## start Recorded data

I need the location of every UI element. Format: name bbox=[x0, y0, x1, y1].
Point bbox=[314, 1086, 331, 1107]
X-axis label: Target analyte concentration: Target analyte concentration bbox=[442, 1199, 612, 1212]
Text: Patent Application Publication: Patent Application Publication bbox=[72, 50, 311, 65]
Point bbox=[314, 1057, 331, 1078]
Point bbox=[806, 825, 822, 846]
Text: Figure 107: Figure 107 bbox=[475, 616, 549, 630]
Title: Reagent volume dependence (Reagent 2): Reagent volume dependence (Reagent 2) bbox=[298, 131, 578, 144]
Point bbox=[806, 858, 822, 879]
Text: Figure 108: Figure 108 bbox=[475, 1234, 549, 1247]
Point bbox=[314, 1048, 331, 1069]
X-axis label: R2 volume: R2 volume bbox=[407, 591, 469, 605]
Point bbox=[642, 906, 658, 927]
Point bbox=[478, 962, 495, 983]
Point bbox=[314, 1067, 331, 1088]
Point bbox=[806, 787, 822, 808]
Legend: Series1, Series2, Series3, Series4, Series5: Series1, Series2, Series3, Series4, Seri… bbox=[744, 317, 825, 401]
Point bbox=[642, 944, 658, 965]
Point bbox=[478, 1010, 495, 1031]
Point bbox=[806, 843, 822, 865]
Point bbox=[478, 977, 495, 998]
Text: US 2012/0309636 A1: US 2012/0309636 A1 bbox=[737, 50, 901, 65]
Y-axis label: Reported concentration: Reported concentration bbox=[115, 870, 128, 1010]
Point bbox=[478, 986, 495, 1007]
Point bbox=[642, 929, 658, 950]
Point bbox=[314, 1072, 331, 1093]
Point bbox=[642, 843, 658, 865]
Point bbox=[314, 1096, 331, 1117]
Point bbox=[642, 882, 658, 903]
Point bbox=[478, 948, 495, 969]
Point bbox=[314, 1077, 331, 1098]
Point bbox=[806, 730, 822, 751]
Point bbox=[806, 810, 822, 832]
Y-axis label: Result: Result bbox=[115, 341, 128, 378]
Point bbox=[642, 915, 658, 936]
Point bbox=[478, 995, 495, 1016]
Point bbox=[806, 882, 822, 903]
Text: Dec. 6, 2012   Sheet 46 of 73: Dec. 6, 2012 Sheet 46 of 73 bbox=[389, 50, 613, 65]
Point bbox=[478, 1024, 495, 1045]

## end Recorded data

* _To be done_
Return every one of the records above verbatim, line for line, with nothing altered, added, or omitted.

* _Solution to this problem_
I need the location of every UI element. Format: name bbox=[x0, y0, x1, y1].
Point bbox=[314, 1086, 331, 1107]
X-axis label: Target analyte concentration: Target analyte concentration bbox=[442, 1199, 612, 1212]
Text: Patent Application Publication: Patent Application Publication bbox=[72, 50, 311, 65]
Point bbox=[314, 1057, 331, 1078]
Point bbox=[806, 825, 822, 846]
Text: Figure 107: Figure 107 bbox=[475, 616, 549, 630]
Title: Reagent volume dependence (Reagent 2): Reagent volume dependence (Reagent 2) bbox=[298, 131, 578, 144]
Point bbox=[806, 858, 822, 879]
Text: Figure 108: Figure 108 bbox=[475, 1234, 549, 1247]
Point bbox=[314, 1048, 331, 1069]
X-axis label: R2 volume: R2 volume bbox=[407, 591, 469, 605]
Point bbox=[642, 906, 658, 927]
Point bbox=[478, 962, 495, 983]
Point bbox=[314, 1067, 331, 1088]
Point bbox=[806, 787, 822, 808]
Legend: Series1, Series2, Series3, Series4, Series5: Series1, Series2, Series3, Series4, Seri… bbox=[744, 317, 825, 401]
Point bbox=[642, 944, 658, 965]
Point bbox=[478, 1010, 495, 1031]
Point bbox=[806, 843, 822, 865]
Point bbox=[478, 977, 495, 998]
Text: US 2012/0309636 A1: US 2012/0309636 A1 bbox=[737, 50, 901, 65]
Y-axis label: Reported concentration: Reported concentration bbox=[115, 870, 128, 1010]
Point bbox=[478, 986, 495, 1007]
Point bbox=[642, 929, 658, 950]
Point bbox=[314, 1072, 331, 1093]
Point bbox=[642, 843, 658, 865]
Point bbox=[314, 1096, 331, 1117]
Point bbox=[642, 882, 658, 903]
Point bbox=[478, 948, 495, 969]
Point bbox=[314, 1077, 331, 1098]
Point bbox=[806, 730, 822, 751]
Point bbox=[806, 810, 822, 832]
Y-axis label: Result: Result bbox=[115, 341, 128, 378]
Point bbox=[642, 915, 658, 936]
Point bbox=[478, 995, 495, 1016]
Point bbox=[806, 882, 822, 903]
Text: Dec. 6, 2012   Sheet 46 of 73: Dec. 6, 2012 Sheet 46 of 73 bbox=[389, 50, 613, 65]
Point bbox=[478, 1024, 495, 1045]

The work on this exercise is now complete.